#### [Your goal]
Repeat every record below exactly as it appears.

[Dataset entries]
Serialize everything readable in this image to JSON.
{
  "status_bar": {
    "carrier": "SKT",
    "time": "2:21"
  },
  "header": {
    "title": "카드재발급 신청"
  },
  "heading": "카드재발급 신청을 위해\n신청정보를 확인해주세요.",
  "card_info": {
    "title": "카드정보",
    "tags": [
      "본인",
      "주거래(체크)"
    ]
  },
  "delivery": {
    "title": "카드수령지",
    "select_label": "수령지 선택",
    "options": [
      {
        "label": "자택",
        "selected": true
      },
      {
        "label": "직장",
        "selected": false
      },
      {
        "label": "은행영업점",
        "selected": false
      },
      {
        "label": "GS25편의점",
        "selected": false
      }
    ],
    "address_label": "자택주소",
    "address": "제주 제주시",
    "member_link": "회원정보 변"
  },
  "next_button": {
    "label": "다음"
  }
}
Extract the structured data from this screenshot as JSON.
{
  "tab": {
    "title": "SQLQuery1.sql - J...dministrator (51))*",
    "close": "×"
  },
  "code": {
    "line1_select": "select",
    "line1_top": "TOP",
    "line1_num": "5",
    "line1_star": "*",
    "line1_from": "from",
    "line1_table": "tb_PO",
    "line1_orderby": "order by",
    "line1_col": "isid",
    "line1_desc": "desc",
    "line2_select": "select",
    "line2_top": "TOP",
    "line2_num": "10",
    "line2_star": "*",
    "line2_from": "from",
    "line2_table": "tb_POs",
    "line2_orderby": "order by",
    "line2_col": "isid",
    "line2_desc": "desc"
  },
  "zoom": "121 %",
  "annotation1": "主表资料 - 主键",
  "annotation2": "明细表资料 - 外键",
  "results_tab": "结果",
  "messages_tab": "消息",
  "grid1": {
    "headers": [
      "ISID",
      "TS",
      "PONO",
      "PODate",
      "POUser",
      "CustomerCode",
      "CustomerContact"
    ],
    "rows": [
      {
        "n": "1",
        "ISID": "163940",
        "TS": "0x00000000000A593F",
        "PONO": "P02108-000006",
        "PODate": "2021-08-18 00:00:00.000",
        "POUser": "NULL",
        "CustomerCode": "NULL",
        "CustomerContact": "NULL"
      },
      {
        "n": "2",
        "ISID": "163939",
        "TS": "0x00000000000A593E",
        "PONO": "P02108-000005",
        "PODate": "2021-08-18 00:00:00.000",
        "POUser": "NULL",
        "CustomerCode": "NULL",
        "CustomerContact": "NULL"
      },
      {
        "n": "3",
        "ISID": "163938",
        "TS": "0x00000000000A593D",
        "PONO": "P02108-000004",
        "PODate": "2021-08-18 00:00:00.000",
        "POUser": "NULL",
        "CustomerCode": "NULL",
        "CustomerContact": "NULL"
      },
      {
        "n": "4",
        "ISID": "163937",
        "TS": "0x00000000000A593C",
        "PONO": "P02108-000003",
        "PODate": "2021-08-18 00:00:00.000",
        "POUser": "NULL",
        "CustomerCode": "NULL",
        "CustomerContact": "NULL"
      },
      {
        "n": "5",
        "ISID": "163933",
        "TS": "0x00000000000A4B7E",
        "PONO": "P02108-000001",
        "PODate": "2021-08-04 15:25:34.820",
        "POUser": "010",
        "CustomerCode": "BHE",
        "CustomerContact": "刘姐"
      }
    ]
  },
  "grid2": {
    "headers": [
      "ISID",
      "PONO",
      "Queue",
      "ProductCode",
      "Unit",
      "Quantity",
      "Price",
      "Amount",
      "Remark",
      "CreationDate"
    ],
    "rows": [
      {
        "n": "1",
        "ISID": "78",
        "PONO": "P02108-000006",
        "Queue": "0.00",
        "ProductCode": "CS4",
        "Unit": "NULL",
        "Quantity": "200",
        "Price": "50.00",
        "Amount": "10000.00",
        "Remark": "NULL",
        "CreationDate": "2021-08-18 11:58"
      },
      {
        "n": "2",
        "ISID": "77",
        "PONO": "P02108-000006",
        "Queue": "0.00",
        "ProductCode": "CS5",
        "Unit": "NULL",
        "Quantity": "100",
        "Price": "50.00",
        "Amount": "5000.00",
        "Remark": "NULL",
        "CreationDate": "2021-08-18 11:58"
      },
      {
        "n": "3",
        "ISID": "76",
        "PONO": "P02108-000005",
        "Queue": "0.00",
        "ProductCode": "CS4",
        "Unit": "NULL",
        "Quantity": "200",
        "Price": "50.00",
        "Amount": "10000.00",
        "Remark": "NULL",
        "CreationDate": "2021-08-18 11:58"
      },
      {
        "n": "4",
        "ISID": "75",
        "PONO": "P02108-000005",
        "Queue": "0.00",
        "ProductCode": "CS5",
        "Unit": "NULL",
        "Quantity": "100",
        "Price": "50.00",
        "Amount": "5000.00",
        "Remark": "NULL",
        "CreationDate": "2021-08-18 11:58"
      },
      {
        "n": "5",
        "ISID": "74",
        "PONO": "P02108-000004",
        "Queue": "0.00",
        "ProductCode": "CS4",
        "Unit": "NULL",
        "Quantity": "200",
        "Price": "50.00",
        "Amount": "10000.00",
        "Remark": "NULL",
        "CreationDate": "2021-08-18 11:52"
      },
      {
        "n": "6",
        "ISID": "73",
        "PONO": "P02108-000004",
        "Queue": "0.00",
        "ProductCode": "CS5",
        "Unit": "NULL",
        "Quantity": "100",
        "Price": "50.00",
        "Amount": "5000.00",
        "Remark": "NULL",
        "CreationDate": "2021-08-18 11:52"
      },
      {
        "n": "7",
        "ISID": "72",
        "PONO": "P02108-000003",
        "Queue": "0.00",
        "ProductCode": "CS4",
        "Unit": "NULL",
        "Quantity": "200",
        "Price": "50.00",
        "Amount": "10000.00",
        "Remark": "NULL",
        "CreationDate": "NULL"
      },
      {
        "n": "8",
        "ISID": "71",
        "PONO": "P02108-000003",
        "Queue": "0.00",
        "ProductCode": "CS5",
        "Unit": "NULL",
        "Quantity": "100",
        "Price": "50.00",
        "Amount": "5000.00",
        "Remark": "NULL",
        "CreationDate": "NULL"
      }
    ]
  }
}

#### [Final result]
Serialize everything readable in this image to JSON.
{
  "status_bar": {
    "carrier": "SKT",
    "time": "2:21"
  },
  "header": {
    "title": "카드재발급 신청"
  },
  "heading": "카드재발급 신청을 위해\n신청정보를 확인해주세요.",
  "card_info": {
    "title": "카드정보",
    "tags": [
      "본인",
      "주거래(체크)"
    ]
  },
  "delivery": {
    "title": "카드수령지",
    "select_label": "수령지 선택",
    "options": [
      {
        "label": "자택",
        "selected": true
      },
      {
        "label": "직장",
        "selected": false
      },
      {
        "label": "은행영업점",
        "selected": false
      },
      {
        "label": "GS25편의점",
        "selected": false
      }
    ],
    "address_label": "자택주소",
    "address": "제주 제주시",
    "member_link": "회원정보 변"
  },
  "next_button": {
    "label": "다음"
  }
}
Extract the structured data from this screenshot as JSON.
{
  "tab": {
    "title": "SQLQuery1.sql - J...dministrator (51))*",
    "close": "×"
  },
  "code": {
    "line1_select": "select",
    "line1_top": "TOP",
    "line1_num": "5",
    "line1_star": "*",
    "line1_from": "from",
    "line1_table": "tb_PO",
    "line1_orderby": "order by",
    "line1_col": "isid",
    "line1_desc": "desc",
    "line2_select": "select",
    "line2_top": "TOP",
    "line2_num": "10",
    "line2_star": "*",
    "line2_from": "from",
    "line2_table": "tb_POs",
    "line2_orderby": "order by",
    "line2_col": "isid",
    "line2_desc": "desc"
  },
  "zoom": "121 %",
  "annotation1": "主表资料 - 主键",
  "annotation2": "明细表资料 - 外键",
  "results_tab": "结果",
  "messages_tab": "消息",
  "grid1": {
    "headers": [
      "ISID",
      "TS",
      "PONO",
      "PODate",
      "POUser",
      "CustomerCode",
      "CustomerContact"
    ],
    "rows": [
      {
        "n": "1",
        "ISID": "163940",
        "TS": "0x00000000000A593F",
        "PONO": "P02108-000006",
        "PODate": "2021-08-18 00:00:00.000",
        "POUser": "NULL",
        "CustomerCode": "NULL",
        "CustomerContact": "NULL"
      },
      {
        "n": "2",
        "ISID": "163939",
        "TS": "0x00000000000A593E",
        "PONO": "P02108-000005",
        "PODate": "2021-08-18 00:00:00.000",
        "POUser": "NULL",
        "CustomerCode": "NULL",
        "CustomerContact": "NULL"
      },
      {
        "n": "3",
        "ISID": "163938",
        "TS": "0x00000000000A593D",
        "PONO": "P02108-000004",
        "PODate": "2021-08-18 00:00:00.000",
        "POUser": "NULL",
        "CustomerCode": "NULL",
        "CustomerContact": "NULL"
      },
      {
        "n": "4",
        "ISID": "163937",
        "TS": "0x00000000000A593C",
        "PONO": "P02108-000003",
        "PODate": "2021-08-18 00:00:00.000",
        "POUser": "NULL",
        "CustomerCode": "NULL",
        "CustomerContact": "NULL"
      },
      {
        "n": "5",
        "ISID": "163933",
        "TS": "0x00000000000A4B7E",
        "PONO": "P02108-000001",
        "PODate": "2021-08-04 15:25:34.820",
        "POUser": "010",
        "CustomerCode": "BHE",
        "CustomerContact": "刘姐"
      }
    ]
  },
  "grid2": {
    "headers": [
      "ISID",
      "PONO",
      "Queue",
      "ProductCode",
      "Unit",
      "Quantity",
      "Price",
      "Amount",
      "Remark",
      "CreationDate"
    ],
    "rows": [
      {
        "n": "1",
        "ISID": "78",
        "PONO": "P02108-000006",
        "Queue": "0.00",
        "ProductCode": "CS4",
        "Unit": "NULL",
        "Quantity": "200",
        "Price": "50.00",
        "Amount": "10000.00",
        "Remark": "NULL",
        "CreationDate": "2021-08-18 11:58"
      },
      {
        "n": "2",
        "ISID": "77",
        "PONO": "P02108-000006",
        "Queue": "0.00",
        "ProductCode": "CS5",
        "Unit": "NULL",
        "Quantity": "100",
        "Price": "50.00",
        "Amount": "5000.00",
        "Remark": "NULL",
        "CreationDate": "2021-08-18 11:58"
      },
      {
        "n": "3",
        "ISID": "76",
        "PONO": "P02108-000005",
        "Queue": "0.00",
        "ProductCode": "CS4",
        "Unit": "NULL",
        "Quantity": "200",
        "Price": "50.00",
        "Amount": "10000.00",
        "Remark": "NULL",
        "CreationDate": "2021-08-18 11:58"
      },
      {
        "n": "4",
        "ISID": "75",
        "PONO": "P02108-000005",
        "Queue": "0.00",
        "ProductCode": "CS5",
        "Unit": "NULL",
        "Quantity": "100",
        "Price": "50.00",
        "Amount": "5000.00",
        "Remark": "NULL",
        "CreationDate": "2021-08-18 11:58"
      },
      {
        "n": "5",
        "ISID": "74",
        "PONO": "P02108-000004",
        "Queue": "0.00",
        "ProductCode": "CS4",
        "Unit": "NULL",
        "Quantity": "200",
        "Price": "50.00",
        "Amount": "10000.00",
        "Remark": "NULL",
        "CreationDate": "2021-08-18 11:52"
      },
      {
        "n": "6",
        "ISID": "73",
        "PONO": "P02108-000004",
        "Queue": "0.00",
        "ProductCode": "CS5",
        "Unit": "NULL",
        "Quantity": "100",
        "Price": "50.00",
        "Amount": "5000.00",
        "Remark": "NULL",
        "CreationDate": "2021-08-18 11:52"
      },
      {
        "n": "7",
        "ISID": "72",
        "PONO": "P02108-000003",
        "Queue": "0.00",
        "ProductCode": "CS4",
        "Unit": "NULL",
        "Quantity": "200",
        "Price": "50.00",
        "Amount": "10000.00",
        "Remark": "NULL",
        "CreationDate": "NULL"
      },
      {
        "n": "8",
        "ISID": "71",
        "PONO": "P02108-000003",
        "Queue": "0.00",
        "ProductCode": "CS5",
        "Unit": "NULL",
        "Quantity": "100",
        "Price": "50.00",
        "Amount": "5000.00",
        "Remark": "NULL",
        "CreationDate": "NULL"
      }
    ]
  }
}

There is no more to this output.